Mr. Magcale had a distinguished ten year career in the United States Navy Special Forces. His military and maritime expertise provided the foundation for inventing the world’s first commercial waterborne data center.

Patrick Quirk

Patrick Quirk is a business and technology executive who specializes in operations management, strategic partnerships, and technology leadership in data center, telecommunications, software, and semiconductor markets. Prior to joining Nautilus, he spent the past year working with small businesses and non-profits on survival and growth strategies in addition to PE advisory roles for critical infrastructure acquisitions. Quirk was the President of Avocent Corp, a subsidiary of Vertiv, the Vice President and General Manager for the IT Systems business, and the VP/GM of Converged Systems at Emerson Network Power, providing data center management infrastructure for data center IT, power, and thermal management products. He has held numerous global leadership roles in startups and large multinational companies including LSI and Motorola in the networking and semiconductor markets.

Rob Pfleging

Most recently, Rob was the Senior Vice President of Global Solutions at Vertiv Co, formerly Emerson Network Power. Vertiv Co is an international company that designs, develops and maintains critical infrastructures that run vital applications in data centers, communication networks and commercial and industrial facilities. Rob was responsible for the global solutions line of business at ​​Vertiv, which serves the Americas, Europe and Asia. Prior to Vertiv, Rob was the Vice President of Expansion and Innovation, Datacenter Engineering at CenturyLink, where he was responsible for 55 datacenters across North America, Europe and Asia. Before working for CenturyLink, Rob was the Executive Director of Computer/Data Center Operations at Mercy, where he led datacenter engineering and operations, desktop field services, call center services, and asset management and logistics for more than 40 hospitals. Before fulfilling this mission at Mercy, Rob held various engineering management and sales positions at Schneider Electric. Rob Pfleging additionally served for 6 years in the United States Marine Corps.

James Connaughton

James Connaughton is a globally distinguished energy, environment, technology expert, as both corporate leader and White House policymaker. Mr. Connaughton is the CEO of Nautilus Data Technologies, a high-performance, ultra-efficient, and sustainable data center infrastructure company powered by its proprietary water-cooling system. Before joining Nautilus Data Technologies, he served as Executive Vice President of C3.ai, a leading enterprise AI software provider for accelerating digital transformation.

Given data
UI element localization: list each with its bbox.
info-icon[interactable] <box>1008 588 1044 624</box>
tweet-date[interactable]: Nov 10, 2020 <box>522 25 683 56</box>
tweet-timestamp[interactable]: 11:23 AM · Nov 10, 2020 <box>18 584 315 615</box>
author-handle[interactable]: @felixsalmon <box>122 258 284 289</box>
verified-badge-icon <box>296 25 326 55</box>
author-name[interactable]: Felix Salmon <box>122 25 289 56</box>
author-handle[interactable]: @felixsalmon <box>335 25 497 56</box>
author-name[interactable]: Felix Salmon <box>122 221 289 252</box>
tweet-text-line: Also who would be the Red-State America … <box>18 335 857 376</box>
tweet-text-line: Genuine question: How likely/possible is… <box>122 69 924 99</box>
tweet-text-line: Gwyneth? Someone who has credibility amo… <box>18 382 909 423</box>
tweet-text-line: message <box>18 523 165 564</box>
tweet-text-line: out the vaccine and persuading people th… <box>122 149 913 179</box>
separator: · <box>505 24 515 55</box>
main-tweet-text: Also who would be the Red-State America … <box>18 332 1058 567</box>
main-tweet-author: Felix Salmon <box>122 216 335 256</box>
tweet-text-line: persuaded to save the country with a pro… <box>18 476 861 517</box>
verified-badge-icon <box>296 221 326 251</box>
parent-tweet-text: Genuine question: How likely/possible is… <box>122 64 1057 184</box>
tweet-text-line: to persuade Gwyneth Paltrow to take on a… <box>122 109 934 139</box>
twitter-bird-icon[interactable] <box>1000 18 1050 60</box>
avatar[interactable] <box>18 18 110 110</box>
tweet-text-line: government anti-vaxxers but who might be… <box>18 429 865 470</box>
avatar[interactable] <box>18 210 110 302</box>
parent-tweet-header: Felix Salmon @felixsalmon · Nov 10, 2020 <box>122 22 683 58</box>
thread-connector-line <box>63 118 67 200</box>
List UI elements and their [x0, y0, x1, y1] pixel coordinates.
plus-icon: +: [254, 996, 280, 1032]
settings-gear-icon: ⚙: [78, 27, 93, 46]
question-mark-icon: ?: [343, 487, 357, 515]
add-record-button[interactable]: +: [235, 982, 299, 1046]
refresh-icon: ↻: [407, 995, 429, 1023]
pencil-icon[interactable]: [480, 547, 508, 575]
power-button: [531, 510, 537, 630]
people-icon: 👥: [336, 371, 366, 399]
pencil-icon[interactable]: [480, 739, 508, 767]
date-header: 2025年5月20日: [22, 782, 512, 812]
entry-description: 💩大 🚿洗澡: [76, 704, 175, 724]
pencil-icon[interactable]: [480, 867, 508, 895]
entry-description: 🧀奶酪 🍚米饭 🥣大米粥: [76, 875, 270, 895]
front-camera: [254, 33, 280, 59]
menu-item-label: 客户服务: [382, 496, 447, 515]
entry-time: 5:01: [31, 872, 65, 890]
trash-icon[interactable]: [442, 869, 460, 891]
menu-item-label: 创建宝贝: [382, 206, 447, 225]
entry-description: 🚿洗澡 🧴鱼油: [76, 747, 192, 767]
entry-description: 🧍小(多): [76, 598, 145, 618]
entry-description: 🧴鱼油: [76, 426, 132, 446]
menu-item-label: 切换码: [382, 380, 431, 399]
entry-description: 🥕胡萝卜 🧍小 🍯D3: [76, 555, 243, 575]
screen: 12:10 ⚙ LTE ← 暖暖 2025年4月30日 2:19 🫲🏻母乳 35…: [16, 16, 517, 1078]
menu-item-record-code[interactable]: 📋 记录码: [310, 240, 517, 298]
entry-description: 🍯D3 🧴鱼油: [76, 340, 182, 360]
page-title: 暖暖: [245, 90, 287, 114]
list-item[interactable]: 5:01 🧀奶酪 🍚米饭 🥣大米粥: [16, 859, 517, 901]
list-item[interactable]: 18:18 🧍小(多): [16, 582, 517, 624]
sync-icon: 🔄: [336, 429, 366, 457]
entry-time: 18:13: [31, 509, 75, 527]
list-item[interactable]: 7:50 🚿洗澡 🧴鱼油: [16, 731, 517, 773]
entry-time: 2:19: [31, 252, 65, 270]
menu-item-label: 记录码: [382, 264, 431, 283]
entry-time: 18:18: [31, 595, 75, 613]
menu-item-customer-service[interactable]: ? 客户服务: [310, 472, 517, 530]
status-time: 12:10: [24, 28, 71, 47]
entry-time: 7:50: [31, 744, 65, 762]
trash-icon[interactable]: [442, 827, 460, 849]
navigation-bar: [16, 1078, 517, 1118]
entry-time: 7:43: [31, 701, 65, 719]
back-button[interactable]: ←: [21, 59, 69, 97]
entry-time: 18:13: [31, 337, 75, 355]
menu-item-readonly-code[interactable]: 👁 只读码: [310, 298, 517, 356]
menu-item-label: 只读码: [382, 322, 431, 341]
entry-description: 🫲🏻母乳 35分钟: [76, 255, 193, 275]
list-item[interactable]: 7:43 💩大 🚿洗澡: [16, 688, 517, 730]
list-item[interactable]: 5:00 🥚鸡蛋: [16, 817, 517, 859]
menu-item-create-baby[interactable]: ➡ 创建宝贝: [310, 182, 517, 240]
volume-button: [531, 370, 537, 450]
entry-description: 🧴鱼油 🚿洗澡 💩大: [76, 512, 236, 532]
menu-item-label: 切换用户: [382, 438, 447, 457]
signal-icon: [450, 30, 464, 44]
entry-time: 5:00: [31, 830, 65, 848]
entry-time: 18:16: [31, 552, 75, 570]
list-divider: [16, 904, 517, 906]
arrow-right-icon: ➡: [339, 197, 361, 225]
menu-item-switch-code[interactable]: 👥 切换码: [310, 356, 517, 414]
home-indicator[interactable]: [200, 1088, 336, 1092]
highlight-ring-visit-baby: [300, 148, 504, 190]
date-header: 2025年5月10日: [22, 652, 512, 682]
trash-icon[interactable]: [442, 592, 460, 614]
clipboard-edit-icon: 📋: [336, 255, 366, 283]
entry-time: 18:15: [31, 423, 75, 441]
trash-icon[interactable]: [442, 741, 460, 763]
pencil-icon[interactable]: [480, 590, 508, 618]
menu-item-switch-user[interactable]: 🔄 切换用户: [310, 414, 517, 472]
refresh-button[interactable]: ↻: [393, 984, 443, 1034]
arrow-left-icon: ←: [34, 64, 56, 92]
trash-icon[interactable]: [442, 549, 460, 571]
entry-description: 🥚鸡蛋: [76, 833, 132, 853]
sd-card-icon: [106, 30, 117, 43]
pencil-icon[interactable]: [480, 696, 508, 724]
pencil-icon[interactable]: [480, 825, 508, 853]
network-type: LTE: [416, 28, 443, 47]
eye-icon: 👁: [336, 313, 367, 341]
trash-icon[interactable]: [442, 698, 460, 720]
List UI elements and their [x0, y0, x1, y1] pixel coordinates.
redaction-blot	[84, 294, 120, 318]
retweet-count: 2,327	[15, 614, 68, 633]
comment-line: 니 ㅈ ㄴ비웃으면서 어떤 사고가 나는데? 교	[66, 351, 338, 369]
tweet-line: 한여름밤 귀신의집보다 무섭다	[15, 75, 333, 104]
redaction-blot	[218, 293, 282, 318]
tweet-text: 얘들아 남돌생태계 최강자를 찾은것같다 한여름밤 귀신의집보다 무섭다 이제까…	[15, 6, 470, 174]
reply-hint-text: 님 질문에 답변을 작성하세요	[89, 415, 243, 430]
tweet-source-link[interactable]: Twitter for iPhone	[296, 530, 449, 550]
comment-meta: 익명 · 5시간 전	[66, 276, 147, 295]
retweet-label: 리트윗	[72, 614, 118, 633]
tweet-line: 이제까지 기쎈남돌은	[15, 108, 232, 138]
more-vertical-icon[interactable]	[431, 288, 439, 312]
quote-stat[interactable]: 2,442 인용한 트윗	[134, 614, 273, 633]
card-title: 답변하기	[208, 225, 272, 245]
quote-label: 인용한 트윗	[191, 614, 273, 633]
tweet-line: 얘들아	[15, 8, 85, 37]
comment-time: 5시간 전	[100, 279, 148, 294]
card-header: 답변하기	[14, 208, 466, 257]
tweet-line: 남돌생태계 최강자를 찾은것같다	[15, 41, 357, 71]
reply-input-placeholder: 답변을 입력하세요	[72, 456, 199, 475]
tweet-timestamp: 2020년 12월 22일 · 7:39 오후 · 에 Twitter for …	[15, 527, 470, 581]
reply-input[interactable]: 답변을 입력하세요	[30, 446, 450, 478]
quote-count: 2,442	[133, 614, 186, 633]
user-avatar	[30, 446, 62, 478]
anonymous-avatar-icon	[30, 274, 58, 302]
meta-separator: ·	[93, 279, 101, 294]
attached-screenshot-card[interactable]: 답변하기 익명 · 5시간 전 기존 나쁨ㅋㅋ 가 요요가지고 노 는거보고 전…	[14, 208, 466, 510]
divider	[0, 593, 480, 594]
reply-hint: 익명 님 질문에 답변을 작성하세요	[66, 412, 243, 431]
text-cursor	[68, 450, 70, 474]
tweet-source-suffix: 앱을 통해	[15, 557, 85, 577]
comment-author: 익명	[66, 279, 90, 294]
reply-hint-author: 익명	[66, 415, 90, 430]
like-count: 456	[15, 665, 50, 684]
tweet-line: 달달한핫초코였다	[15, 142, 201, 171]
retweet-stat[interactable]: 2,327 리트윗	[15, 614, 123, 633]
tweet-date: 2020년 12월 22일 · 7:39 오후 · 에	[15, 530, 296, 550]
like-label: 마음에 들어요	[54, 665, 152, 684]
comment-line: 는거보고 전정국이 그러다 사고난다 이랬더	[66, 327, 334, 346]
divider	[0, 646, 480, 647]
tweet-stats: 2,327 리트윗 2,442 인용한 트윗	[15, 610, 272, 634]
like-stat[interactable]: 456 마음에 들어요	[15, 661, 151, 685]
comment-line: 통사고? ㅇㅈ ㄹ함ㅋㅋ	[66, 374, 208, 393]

Task objective
Answer these questions using the executive biographies above.
1. For how many years did Rob Pfleging serve in the United States Marine Corps?
2. Of which company was Patrick Quirk the President?
3. What position did James Connaughton hold at C3.ai?

Response
1. 6 years.
2. Avocent Corp, a subsidiary of Vertiv.
3. Executive Vice President.